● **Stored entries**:
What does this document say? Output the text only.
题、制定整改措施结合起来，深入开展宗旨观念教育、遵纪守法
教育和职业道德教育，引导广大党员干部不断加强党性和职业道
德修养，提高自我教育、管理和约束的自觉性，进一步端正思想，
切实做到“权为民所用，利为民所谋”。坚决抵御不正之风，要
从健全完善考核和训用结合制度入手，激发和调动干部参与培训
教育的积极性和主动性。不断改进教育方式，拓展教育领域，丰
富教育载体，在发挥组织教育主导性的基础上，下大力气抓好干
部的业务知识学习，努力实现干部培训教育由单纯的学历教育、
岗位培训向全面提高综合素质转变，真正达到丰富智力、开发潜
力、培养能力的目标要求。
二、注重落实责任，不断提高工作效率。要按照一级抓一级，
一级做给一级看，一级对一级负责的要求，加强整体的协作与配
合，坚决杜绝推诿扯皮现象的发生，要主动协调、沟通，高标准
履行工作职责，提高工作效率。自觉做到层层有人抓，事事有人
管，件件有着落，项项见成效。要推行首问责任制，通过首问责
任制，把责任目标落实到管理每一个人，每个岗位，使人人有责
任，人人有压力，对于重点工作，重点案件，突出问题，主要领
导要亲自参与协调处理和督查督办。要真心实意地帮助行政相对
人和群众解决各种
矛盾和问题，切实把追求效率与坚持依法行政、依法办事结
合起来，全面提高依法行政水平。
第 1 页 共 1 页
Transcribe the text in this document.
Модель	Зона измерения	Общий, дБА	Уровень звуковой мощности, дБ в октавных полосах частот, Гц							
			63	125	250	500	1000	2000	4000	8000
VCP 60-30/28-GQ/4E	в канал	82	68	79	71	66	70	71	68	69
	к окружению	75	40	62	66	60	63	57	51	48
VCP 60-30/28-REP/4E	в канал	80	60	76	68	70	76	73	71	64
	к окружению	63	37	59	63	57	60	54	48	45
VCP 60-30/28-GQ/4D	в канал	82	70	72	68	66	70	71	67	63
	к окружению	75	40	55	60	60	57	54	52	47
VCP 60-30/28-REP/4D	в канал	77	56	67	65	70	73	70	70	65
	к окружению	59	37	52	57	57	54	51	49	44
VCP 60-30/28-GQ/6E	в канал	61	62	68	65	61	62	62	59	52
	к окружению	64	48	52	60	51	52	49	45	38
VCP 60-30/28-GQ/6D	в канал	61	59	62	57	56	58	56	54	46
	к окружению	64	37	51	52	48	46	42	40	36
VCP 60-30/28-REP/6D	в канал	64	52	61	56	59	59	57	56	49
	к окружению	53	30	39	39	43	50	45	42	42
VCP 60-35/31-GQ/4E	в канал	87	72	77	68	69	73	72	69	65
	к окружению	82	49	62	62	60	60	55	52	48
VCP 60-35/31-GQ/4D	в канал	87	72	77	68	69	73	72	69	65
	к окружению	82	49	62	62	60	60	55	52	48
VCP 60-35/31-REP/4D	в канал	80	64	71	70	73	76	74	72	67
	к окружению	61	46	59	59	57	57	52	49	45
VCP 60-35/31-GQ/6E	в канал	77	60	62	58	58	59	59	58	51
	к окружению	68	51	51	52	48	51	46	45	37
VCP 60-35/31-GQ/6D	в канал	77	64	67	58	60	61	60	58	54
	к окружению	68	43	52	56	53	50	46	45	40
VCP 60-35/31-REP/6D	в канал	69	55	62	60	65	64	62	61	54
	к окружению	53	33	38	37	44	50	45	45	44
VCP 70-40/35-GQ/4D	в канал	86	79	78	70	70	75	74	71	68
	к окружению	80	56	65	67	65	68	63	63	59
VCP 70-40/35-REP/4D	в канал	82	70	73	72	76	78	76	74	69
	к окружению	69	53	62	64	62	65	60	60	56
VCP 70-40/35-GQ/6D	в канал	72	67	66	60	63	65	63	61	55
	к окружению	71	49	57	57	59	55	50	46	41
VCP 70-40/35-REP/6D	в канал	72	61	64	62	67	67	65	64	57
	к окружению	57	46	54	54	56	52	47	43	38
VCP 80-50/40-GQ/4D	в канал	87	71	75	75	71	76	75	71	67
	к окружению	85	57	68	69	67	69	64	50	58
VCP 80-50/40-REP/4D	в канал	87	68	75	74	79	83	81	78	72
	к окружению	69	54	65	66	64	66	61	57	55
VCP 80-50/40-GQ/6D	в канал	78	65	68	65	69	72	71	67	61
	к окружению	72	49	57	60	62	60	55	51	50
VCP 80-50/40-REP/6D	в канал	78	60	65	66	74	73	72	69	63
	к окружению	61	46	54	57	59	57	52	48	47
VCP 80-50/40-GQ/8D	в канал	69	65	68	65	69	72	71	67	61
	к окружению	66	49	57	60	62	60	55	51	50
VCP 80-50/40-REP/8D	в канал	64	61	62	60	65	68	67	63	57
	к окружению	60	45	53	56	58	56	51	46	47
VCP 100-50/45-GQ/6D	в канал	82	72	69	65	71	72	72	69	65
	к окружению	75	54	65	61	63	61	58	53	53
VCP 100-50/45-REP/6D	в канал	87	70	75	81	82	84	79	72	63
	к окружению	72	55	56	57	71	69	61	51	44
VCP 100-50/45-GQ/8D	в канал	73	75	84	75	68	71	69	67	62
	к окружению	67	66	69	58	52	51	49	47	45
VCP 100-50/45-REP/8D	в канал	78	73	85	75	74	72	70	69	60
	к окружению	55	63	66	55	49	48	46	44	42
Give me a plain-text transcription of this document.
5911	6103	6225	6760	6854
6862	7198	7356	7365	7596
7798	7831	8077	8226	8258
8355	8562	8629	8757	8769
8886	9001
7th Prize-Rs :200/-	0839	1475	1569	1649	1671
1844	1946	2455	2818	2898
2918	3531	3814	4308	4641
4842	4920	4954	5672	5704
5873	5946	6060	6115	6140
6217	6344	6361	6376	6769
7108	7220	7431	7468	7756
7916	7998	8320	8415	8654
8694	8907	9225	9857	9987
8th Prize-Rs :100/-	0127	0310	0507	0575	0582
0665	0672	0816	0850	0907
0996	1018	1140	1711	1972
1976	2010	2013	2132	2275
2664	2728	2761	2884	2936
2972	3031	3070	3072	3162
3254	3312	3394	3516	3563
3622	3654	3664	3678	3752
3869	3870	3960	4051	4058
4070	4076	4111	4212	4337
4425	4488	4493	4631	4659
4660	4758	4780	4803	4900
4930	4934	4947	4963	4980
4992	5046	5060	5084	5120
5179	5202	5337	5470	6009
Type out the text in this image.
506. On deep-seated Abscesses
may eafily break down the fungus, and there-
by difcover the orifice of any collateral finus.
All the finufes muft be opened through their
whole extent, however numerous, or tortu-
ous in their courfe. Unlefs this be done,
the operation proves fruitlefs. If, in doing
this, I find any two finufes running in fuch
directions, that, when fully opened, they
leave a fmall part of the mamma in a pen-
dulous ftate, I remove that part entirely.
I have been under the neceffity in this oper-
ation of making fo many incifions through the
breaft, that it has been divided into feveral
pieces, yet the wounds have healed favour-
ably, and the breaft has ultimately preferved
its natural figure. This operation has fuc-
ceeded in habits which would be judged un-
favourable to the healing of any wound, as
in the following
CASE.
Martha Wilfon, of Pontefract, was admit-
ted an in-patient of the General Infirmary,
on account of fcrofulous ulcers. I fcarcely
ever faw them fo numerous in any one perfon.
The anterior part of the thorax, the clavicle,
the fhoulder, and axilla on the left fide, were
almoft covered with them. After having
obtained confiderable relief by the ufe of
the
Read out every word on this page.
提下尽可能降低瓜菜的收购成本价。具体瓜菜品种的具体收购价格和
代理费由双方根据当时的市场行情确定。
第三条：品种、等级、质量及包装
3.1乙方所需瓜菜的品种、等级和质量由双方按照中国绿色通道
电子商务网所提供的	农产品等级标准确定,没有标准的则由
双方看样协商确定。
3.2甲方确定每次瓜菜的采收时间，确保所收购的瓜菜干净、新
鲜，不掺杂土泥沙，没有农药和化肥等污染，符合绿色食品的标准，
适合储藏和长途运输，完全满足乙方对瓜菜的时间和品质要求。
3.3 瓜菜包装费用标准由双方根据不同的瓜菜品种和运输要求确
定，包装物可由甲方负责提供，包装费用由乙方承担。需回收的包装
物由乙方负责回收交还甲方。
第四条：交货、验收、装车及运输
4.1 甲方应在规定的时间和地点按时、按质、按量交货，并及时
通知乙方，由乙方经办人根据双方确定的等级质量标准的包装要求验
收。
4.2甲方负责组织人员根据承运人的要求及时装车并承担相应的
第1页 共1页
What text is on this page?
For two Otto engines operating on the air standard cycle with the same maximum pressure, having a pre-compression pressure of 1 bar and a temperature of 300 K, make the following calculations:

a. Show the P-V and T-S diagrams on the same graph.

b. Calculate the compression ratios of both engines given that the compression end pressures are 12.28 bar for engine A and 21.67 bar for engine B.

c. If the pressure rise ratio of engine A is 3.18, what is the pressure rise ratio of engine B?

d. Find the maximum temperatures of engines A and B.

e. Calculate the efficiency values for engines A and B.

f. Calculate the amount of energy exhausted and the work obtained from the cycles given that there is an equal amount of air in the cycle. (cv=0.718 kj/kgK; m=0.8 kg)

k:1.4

● **TO DO**: Retype only the lines running from the line with "What text is on this page?" to the end of the listing, including both of those lines.

● **THE COMPLETED TASK**:
What text is on this page?
For two Otto engines operating on the air standard cycle with the same maximum pressure, having a pre-compression pressure of 1 bar and a temperature of 300 K, make the following calculations:

a. Show the P-V and T-S diagrams on the same graph.

b. Calculate the compression ratios of both engines given that the compression end pressures are 12.28 bar for engine A and 21.67 bar for engine B.

c. If the pressure rise ratio of engine A is 3.18, what is the pressure rise ratio of engine B?

d. Find the maximum temperatures of engines A and B.

e. Calculate the efficiency values for engines A and B.

f. Calculate the amount of energy exhausted and the work obtained from the cycles given that there is an equal amount of air in the cycle. (cv=0.718 kj/kgK; m=0.8 kg)

k:1.4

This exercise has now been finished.